[Stored entries]
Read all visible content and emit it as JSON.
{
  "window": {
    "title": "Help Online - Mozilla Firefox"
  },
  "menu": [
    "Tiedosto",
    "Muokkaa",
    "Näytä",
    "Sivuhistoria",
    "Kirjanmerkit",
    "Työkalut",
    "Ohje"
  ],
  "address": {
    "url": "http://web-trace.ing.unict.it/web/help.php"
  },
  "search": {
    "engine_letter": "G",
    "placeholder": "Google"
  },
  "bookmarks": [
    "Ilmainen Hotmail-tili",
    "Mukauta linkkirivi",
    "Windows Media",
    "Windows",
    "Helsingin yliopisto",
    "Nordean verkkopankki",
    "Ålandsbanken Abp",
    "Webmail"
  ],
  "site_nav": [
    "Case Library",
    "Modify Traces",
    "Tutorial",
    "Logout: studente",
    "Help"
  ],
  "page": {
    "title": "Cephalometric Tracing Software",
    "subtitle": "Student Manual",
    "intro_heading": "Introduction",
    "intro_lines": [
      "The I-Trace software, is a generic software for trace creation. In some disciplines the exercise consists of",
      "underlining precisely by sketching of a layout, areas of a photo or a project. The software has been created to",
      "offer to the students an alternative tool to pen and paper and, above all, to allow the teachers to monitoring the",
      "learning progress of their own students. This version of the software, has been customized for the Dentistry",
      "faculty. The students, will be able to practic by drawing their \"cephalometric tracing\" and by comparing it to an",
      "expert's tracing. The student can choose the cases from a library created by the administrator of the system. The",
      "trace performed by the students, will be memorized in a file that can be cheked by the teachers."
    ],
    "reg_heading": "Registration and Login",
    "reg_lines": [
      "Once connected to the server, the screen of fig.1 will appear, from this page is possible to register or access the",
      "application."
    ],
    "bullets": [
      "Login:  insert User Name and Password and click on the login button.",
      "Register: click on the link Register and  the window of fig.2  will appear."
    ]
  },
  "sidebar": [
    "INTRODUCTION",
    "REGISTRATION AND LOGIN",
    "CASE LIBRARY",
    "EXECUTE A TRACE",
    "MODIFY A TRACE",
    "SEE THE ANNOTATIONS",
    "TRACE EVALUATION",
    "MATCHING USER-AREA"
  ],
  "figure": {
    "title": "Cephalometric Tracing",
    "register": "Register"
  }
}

### Your goal
In the entries above, how many lines contain the word "created"? Answer with the number only.

### Complete output
2